--- begin ---

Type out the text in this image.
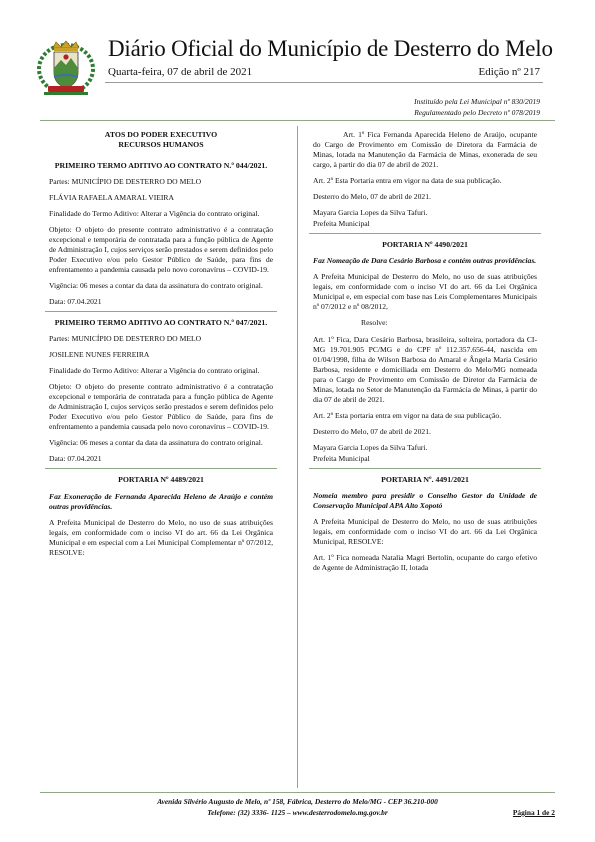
Diário Oficial do Município de Desterro do Melo
Quarta-feira, 07 de abril de 2021	Edição nº 217
Instituído pela Lei Municipal nº 830/2019
Regulamentado pelo Decreto nº 078/2019
ATOS DO PODER EXECUTIVO
RECURSOS HUMANOS
PRIMEIRO TERMO ADITIVO AO CONTRATO N.º 044/2021.

Partes: MUNICÍPIO DE DESTERRO DO MELO

FLÁVIA RAFAELA AMARAL VIEIRA

Finalidade do Termo Aditivo: Alterar a Vigência do contrato original.

Objeto: O objeto do presente contrato administrativo é a contratação excepcional e temporária de contratada para a função pública de Agente de Administração I, cujos serviços serão prestados e serem definidos pelo Poder Executivo e/ou pelo Gestor Público de Saúde, para fins de enfrentamento a pandemia causada pelo novo coronavírus – COVID-19.

Vigência: 06 meses a contar da data da assinatura do contrato original.

Data: 07.04.2021

PRIMEIRO TERMO ADITIVO AO CONTRATO N.º 047/2021.

Partes: MUNICÍPIO DE DESTERRO DO MELO

JOSILENE NUNES FERREIRA

Finalidade do Termo Aditivo: Alterar a Vigência do contrato original.

Objeto: O objeto do presente contrato administrativo é a contratação excepcional e temporária de contratada para a função pública de Agente de Administração I, cujos serviços serão prestados e serem definidos pelo Poder Executivo e/ou pelo Gestor Público de Saúde, para fins de enfrentamento a pandemia causada pelo novo coronavírus – COVID-19.

Vigência: 06 meses a contar da data da assinatura do contrato original.

Data: 07.04.2021

PORTARIA Nº 4489/2021

Faz Exoneração de Fernanda Aparecida Heleno de Araújo e contém outras providências.

A Prefeita Municipal de Desterro do Melo, no uso de suas atribuições legais, em conformidade com o inciso VI do art. 66 da Lei Orgânica Municipal e em especial com a Lei Municipal Complementar nº 07/2012, RESOLVE:

Art. 1º Fica Fernanda Aparecida Heleno de Araújo, ocupante do Cargo de Provimento em Comissão de Diretora da Farmácia de Minas, lotada na Manutenção da Farmácia de Minas, exonerada de seu cargo, à partir do dia 07 de abril de 2021.

Art. 2º Esta Portaria entra em vigor na data de sua publicação.

Desterro do Melo, 07 de abril de 2021.

Mayara Garcia Lopes da Silva Tafuri.

Prefeita Municipal

PORTARIA Nº 4490/2021

Faz Nomeação de Dara Cesário Barbosa e contém outras providências.

A Prefeita Municipal de Desterro do Melo, no uso de suas atribuições legais, em conformidade com o inciso VI do art. 66 da Lei Orgânica Municipal e, em especial com base nas Leis Complementares Municipais nº 07/2012 e nº 08/2012,

Resolve:

Art. 1º Fica, Dara Cesário Barbosa, brasileira, solteira, portadora da CI-MG 19.701.905 PC/MG e do CPF nº 112.357.656-44, nascida em 01/04/1998, filha de Wilson Barbosa do Amaral e Ângela Maria Cesário Barbosa, residente e domiciliada em Desterro do Melo/MG nomeada para o Cargo de Provimento em Comissão de Diretor da Farmácia de Minas, lotada no Setor de Manutenção da Farmácia de Minas, à partir do dia 07 de abril de 2021.

Art. 2º Esta portaria entra em vigor na data de sua publicação.

Desterro do Melo, 07 de abril de 2021.

Mayara Garcia Lopes da Silva Tafuri.

Prefeita Municipal

PORTARIA Nº. 4491/2021

Nomeia membro para presidir o Conselho Gestor da Unidade de Conservação Municipal APA Alto Xopotó

A Prefeita Municipal de Desterro do Melo, no uso de suas atribuições legais, em conformidade com o inciso VI do art. 66 da Lei Orgânica Municipal, RESOLVE:

Art. 1º Fica nomeada Natalia Magri Bertolin, ocupante do cargo efetivo de Agente de Administração II, lotada

Avenida Silvério Augusto de Melo, nº 158, Fábrica, Desterro do Melo/MG - CEP 36.210-000
Telefone: (32) 3336- 1125 – www.desterrodomelo.mg.gov.br	Página 1 de 2
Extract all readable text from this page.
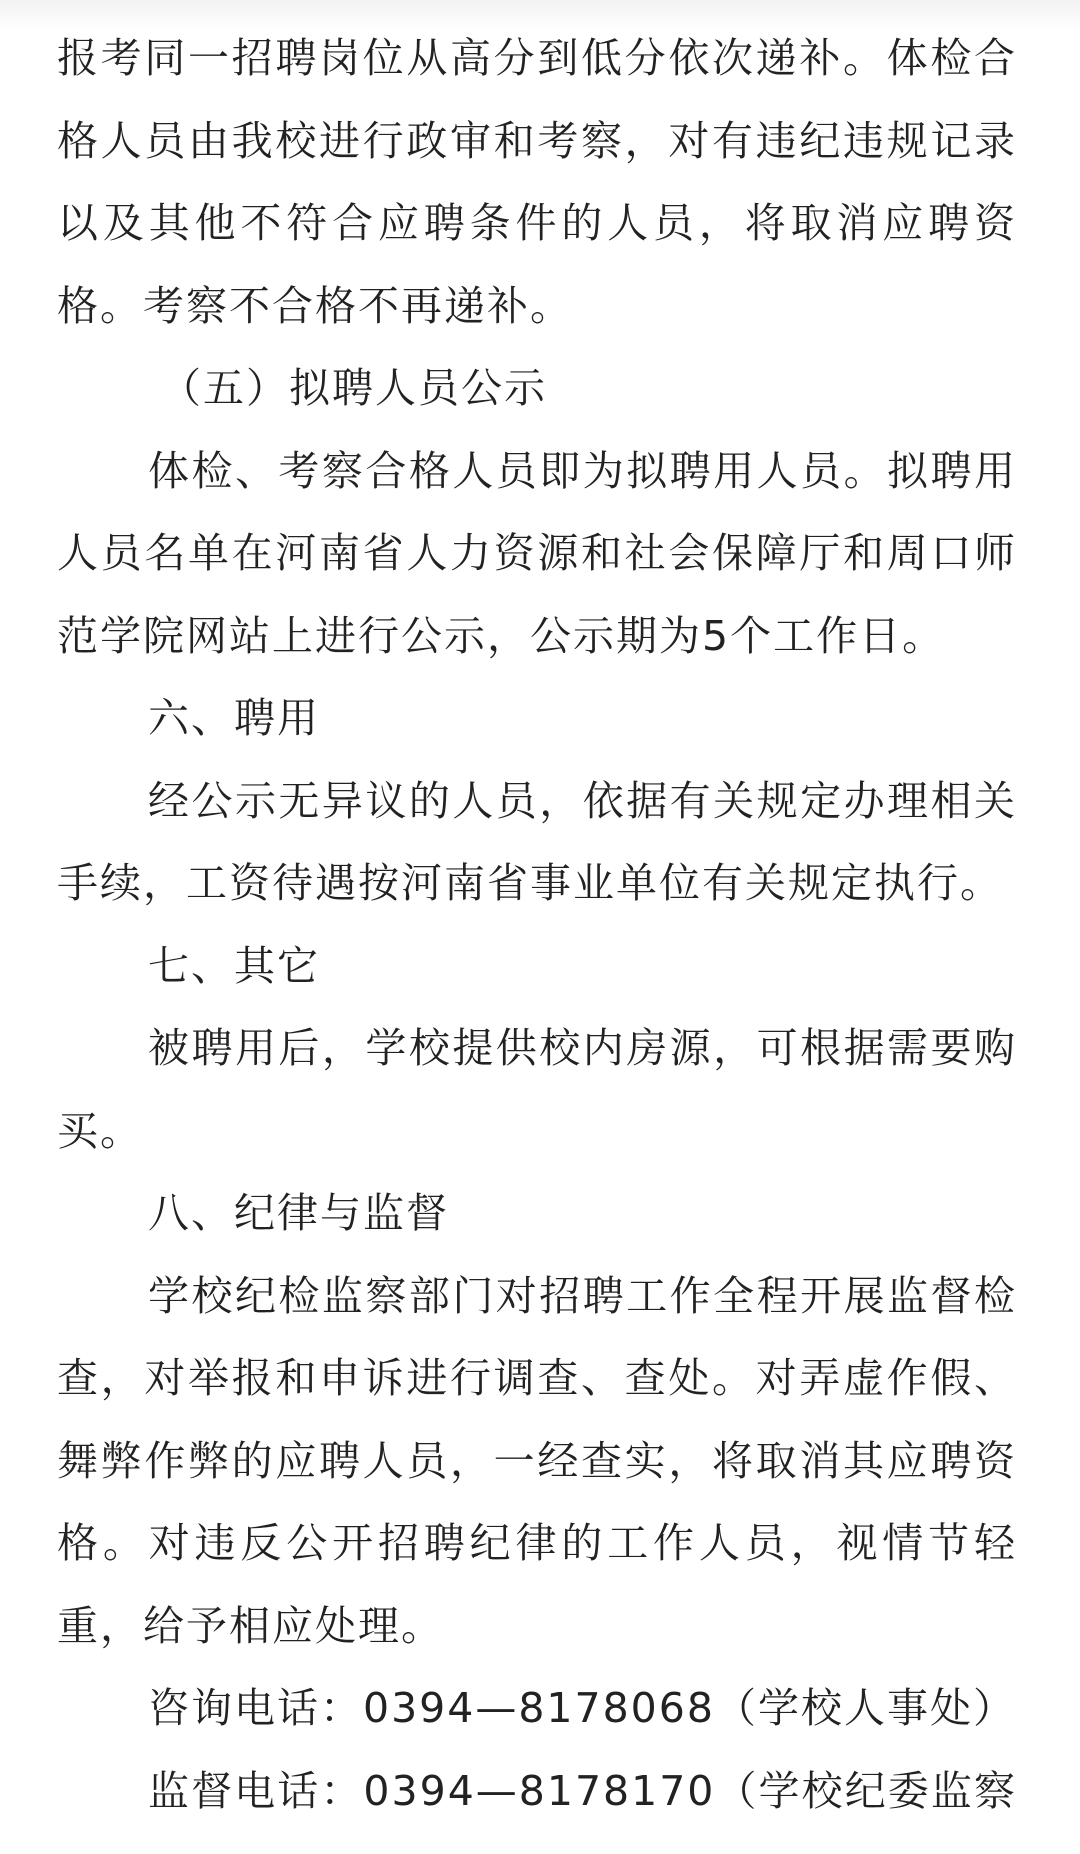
报考同一招聘岗位从高分到低分依次递补。体检合
格人员由我校进行政审和考察，对有违纪违规记录
以及其他不符合应聘条件的人员，将取消应聘资
格。考察不合格不再递补。
（五）拟聘人员公示
体检、考察合格人员即为拟聘用人员。拟聘用
人员名单在河南省人力资源和社会保障厅和周口师
范学院网站上进行公示，公示期为5个工作日。
六、聘用
经公示无异议的人员，依据有关规定办理相关
手续，工资待遇按河南省事业单位有关规定执行。
七、其它
被聘用后，学校提供校内房源，可根据需要购
买。
八、纪律与监督
学校纪检监察部门对招聘工作全程开展监督检
查，对举报和申诉进行调查、查处。对弄虚作假、
舞弊作弊的应聘人员，一经查实，将取消其应聘资
格。对违反公开招聘纪律的工作人员，视情节轻
重，给予相应处理。
咨询电话：0394—8178068（学校人事处）
监督电话：0394—8178170（学校纪委监察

--- end ---

■ **What you need to do**
Every line that holds the string "Barbosa" should be returned.

■ **Finished answer**
Faz Nomeação de Dara Cesário Barbosa e contém outras providências.
Art. 1º Fica, Dara Cesário Barbosa, brasileira, solteira, portadora da CI-MG 19.701.905 PC/MG e do CPF nº 112.357.656-44, nascida em 01/04/1998, filha de Wilson Barbosa do Amaral e Ângela Maria Cesário Barbosa, residente e domiciliada em Desterro do Melo/MG nomeada para o Cargo de Provimento em Comissão de Diretor da Farmácia de Minas, lotada no Setor de Manutenção da Farmácia de Minas, à partir do dia 07 de abril de 2021.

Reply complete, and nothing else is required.